start
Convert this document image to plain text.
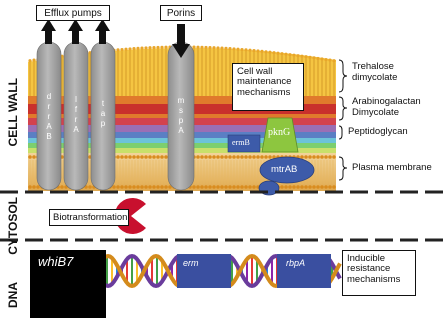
CELL WALL
CYTOSOL
DNA
Efflux pumps	Porins
d
r
r
A
B
l
f
r
A
t
a
p
m
s
p
A
Cell wall
maintenance
mechanisms
ermB
pknG
mtrAB
Trehalose
dimycolate
Arabinogalactan
Dimycolate
Peptidoglycan
Plasma membrane
Biotransformation
whiB7	erm	rbpA	Inducible
resistance
mechanisms
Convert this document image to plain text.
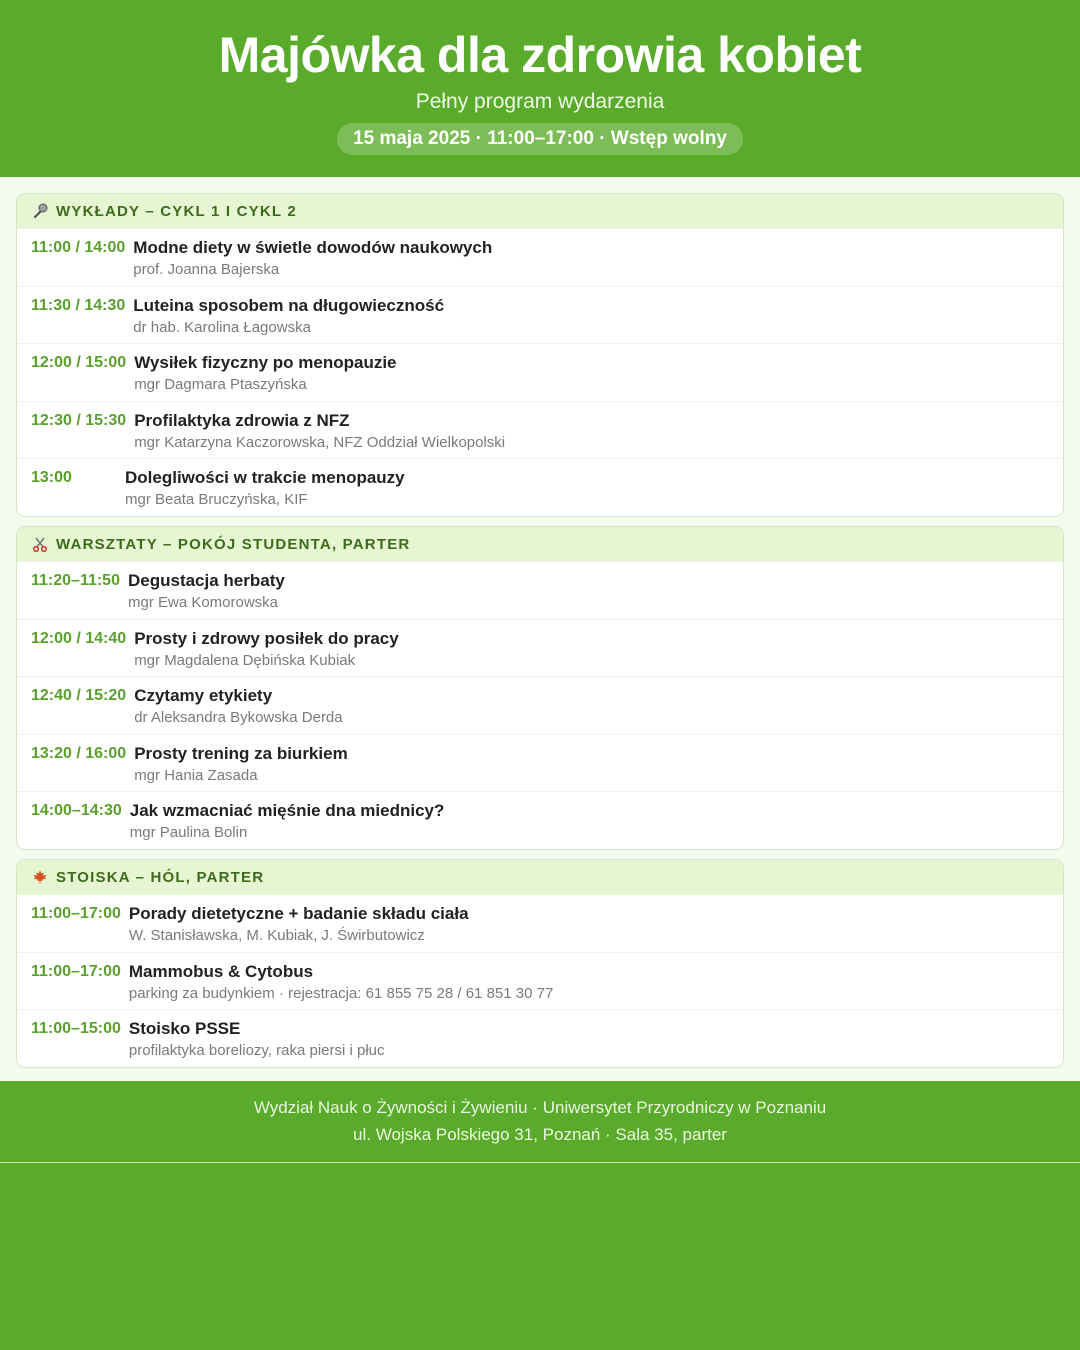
Majówka dla zdrowia kobiet
Pełny program wydarzenia
15 maja 2025 · 11:00–17:00 · Wstęp wolny
WYKŁADY – CYKL 1 I CYKL 2
11:00 / 14:00 Modne diety w świetle dowodów naukowych
prof. Joanna Bajerska
11:30 / 14:30 Luteina sposobem na długowieczność
dr hab. Karolina Łagowska
12:00 / 15:00 Wysiłek fizyczny po menopauzie
mgr Dagmara Ptaszyńska
12:30 / 15:30 Profilaktyka zdrowia z NFZ
mgr Katarzyna Kaczorowska, NFZ Oddział Wielkopolski
13:00	Dolegliwości w trakcie menopauzy
mgr Beata Bruczyńska, KIF
WARSZTATY – POKÓJ STUDENTA, PARTER
11:20–11:50 Degustacja herbaty
mgr Ewa Komorowska
12:00 / 14:40 Prosty i zdrowy posiłek do pracy
mgr Magdalena Dębińska Kubiak
12:40 / 15:20 Czytamy etykiety
dr Aleksandra Bykowska Derda
13:20 / 16:00 Prosty trening za biurkiem
mgr Hania Zasada
14:00–14:30 Jak wzmacniać mięśnie dna miednicy?
mgr Paulina Bolin
STOISKA – HÓL, PARTER
11:00–17:00 Porady dietetyczne + badanie składu ciała
W. Stanisławska, M. Kubiak, J. Świrbutowicz
11:00–17:00 Mammobus & Cytobus
parking za budynkiem · rejestracja: 61 855 75 28 / 61 851 30 77
11:00–15:00 Stoisko PSSE
profilaktyka boreliozy, raka piersi i płuc
Wydział Nauk o Żywności i Żywieniu · Uniwersytet Przyrodniczy w Poznaniu
ul. Wojska Polskiego 31, Poznań · Sala 35, parter
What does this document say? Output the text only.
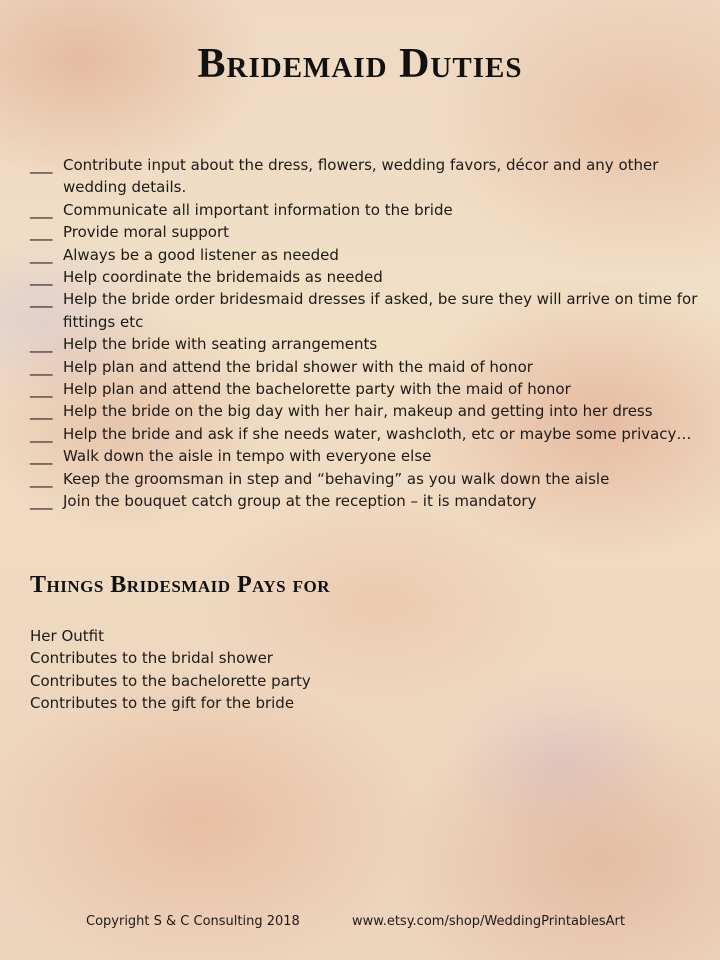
Bridemaid Duties
___
Contribute input about the dress, flowers, wedding favors, décor and any other wedding details.
___
Communicate all important information to the bride
___
Provide moral support
___
Always be a good listener as needed
___
Help coordinate the bridemaids as needed
___
Help the bride order bridesmaid dresses if asked, be sure they will arrive on time for fittings etc
___
Help the bride with seating arrangements
___
Help plan and attend the bridal shower with the maid of honor
___
Help plan and attend the bachelorette party with the maid of honor
___
Help the bride on the big day with her hair, makeup and getting into her dress
___
Help the bride and ask if she needs water, washcloth, etc or maybe some privacy…
___
Walk down the aisle in tempo with everyone else
___
Keep the groomsman in step and “behaving” as you walk down the aisle
___
Join the bouquet catch group at the reception – it is mandatory
Things Bridesmaid Pays for
Her Outfit
Contributes to the bridal shower
Contributes to the bachelorette party
Contributes to the gift for the bride
Copyright S & C Consulting 2018	www.etsy.com/shop/WeddingPrintablesArt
end
Task statement – Only the number is needed here: how many lines of the records contain "Kubiak"?

Solution for this task – 2